## [Records to use]
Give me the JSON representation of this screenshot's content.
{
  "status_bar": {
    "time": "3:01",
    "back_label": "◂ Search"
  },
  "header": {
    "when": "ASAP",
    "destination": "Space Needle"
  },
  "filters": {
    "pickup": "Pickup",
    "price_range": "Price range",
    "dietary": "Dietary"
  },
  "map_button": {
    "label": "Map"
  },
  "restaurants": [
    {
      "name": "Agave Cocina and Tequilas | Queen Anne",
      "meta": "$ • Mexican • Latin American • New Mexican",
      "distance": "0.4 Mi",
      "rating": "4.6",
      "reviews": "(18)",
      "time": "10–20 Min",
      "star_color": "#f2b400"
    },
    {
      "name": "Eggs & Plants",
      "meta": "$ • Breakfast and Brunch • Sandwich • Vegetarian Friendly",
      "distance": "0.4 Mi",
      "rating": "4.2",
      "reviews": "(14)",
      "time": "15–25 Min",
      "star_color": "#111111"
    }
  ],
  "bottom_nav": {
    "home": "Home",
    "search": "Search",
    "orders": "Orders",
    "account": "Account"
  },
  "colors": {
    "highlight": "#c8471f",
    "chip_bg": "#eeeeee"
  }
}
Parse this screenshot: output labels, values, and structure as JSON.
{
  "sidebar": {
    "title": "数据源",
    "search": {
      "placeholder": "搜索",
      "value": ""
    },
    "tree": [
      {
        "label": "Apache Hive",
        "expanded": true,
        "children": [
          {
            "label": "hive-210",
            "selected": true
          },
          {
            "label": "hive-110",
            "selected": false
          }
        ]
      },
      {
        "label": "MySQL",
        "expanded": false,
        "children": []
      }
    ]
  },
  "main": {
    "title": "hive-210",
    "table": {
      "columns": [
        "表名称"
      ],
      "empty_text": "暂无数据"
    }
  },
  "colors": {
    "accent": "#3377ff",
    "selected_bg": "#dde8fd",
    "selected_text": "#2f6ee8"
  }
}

## [What to work on]
Reproduce all data above, unchanged.

## [Result of this exercise]
Give me the JSON representation of this screenshot's content.
{
  "status_bar": {
    "time": "3:01",
    "back_label": "◂ Search"
  },
  "header": {
    "when": "ASAP",
    "destination": "Space Needle"
  },
  "filters": {
    "pickup": "Pickup",
    "price_range": "Price range",
    "dietary": "Dietary"
  },
  "map_button": {
    "label": "Map"
  },
  "restaurants": [
    {
      "name": "Agave Cocina and Tequilas | Queen Anne",
      "meta": "$ • Mexican • Latin American • New Mexican",
      "distance": "0.4 Mi",
      "rating": "4.6",
      "reviews": "(18)",
      "time": "10–20 Min",
      "star_color": "#f2b400"
    },
    {
      "name": "Eggs & Plants",
      "meta": "$ • Breakfast and Brunch • Sandwich • Vegetarian Friendly",
      "distance": "0.4 Mi",
      "rating": "4.2",
      "reviews": "(14)",
      "time": "15–25 Min",
      "star_color": "#111111"
    }
  ],
  "bottom_nav": {
    "home": "Home",
    "search": "Search",
    "orders": "Orders",
    "account": "Account"
  },
  "colors": {
    "highlight": "#c8471f",
    "chip_bg": "#eeeeee"
  }
}
Parse this screenshot: output labels, values, and structure as JSON.
{
  "sidebar": {
    "title": "数据源",
    "search": {
      "placeholder": "搜索",
      "value": ""
    },
    "tree": [
      {
        "label": "Apache Hive",
        "expanded": true,
        "children": [
          {
            "label": "hive-210",
            "selected": true
          },
          {
            "label": "hive-110",
            "selected": false
          }
        ]
      },
      {
        "label": "MySQL",
        "expanded": false,
        "children": []
      }
    ]
  },
  "main": {
    "title": "hive-210",
    "table": {
      "columns": [
        "表名称"
      ],
      "empty_text": "暂无数据"
    }
  },
  "colors": {
    "accent": "#3377ff",
    "selected_bg": "#dde8fd",
    "selected_text": "#2f6ee8"
  }
}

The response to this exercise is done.